*Enunciado*
Por favor, retome o texto sobre Eugênia Ana dos Santos e dê continuidade a ele logo após a última frase apresentada.

*Texto em estudo*

História de Eugênia Ana dos Santos

Em uma época que mulheres brancas já eram enxergadas sem protagonismo, mulheres negras eram vistas até sem traços de humanidade. Mas foi nesse contexto que Eugênia Ana dos Santos, conhecida como Mãe Aninha foi fundamental para a sobrevivência do Candomblé. 




Os crimes de intolerância religiosa têm crescido no Brasil ano após ano e as maiores vítimas são as religiões de matrizes africanas. Somente no Rio de Janeiro foram 1300 denúncias em 2020, mas este aumento tem sido observado em diversas cidades pelo país.

Só que o cenário que Eugênia Ana dos Santos nasceu, em 1869, a situação era muito pior. A escravidão era legalizada no Brasil e a prática do Candomblé era proibida.

Criada em um ambiente religioso e de origem africana, ela foi fundamental na luta de resistência do Candomblé no Brasil, fundando terreiros no Rio de Janeiro e em Salvador. Mesmo na época a religião sendo alvo de forte repressão policial.

*Material fornecido*
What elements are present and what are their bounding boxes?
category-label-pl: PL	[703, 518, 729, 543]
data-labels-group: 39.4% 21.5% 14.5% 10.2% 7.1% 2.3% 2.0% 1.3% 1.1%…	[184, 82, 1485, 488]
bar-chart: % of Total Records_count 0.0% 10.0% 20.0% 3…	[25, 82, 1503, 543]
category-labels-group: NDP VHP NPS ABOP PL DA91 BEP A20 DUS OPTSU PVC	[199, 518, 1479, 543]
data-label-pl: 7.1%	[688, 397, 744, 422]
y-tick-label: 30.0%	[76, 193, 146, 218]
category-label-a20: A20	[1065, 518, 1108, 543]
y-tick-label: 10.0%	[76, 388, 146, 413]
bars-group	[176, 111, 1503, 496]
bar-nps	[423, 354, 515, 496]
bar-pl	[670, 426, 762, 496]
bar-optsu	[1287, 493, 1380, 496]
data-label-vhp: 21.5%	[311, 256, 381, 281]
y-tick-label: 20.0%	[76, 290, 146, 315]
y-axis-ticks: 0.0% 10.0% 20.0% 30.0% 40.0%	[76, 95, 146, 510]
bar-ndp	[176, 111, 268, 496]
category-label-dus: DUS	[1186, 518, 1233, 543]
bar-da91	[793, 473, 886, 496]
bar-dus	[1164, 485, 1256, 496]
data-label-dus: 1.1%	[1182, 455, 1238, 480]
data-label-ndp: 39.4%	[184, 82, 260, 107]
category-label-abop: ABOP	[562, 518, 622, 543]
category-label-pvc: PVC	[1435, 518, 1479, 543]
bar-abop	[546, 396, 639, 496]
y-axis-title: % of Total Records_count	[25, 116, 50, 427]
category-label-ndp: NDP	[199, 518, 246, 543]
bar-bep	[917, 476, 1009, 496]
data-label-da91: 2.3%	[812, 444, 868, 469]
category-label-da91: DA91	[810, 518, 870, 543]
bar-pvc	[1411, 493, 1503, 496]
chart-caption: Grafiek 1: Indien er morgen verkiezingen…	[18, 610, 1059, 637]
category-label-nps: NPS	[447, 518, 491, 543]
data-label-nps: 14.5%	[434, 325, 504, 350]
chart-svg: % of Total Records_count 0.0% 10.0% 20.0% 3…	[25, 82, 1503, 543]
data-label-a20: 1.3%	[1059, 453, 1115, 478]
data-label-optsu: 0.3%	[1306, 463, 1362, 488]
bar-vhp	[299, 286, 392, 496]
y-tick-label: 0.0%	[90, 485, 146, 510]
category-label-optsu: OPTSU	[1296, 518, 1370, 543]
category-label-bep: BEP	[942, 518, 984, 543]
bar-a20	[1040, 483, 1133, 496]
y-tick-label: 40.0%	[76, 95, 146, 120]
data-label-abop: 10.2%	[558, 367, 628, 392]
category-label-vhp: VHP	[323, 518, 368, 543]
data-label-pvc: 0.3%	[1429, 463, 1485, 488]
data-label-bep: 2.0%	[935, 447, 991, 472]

*Resultado*
Só que a atuação de Eugênia Ana dos Santos foi além e ela teve participação importante no debate político que resultado no decreto que pós fim à proibição aos cultos africanos em 1934. Mãe Aninha morreu quatro anos depois.

No entanto, como falamos na abertura do vídeo, a legalização da prática religiosa não tem sido o suficiente para acabar com a perseguição aos cultos de origem africana. Assim como nem a Constituição de 88 que garante a liberdade religiosa tem garantido isso na prática. Tanto que desde 2007 é celebrado o dia nacional de combate a intolerância religiosa. A data de 21 de janeiro foi escolhida exatamente em homenagem a mãe Gilda de Ogum que foi atacada e morta dentro de um terreiro.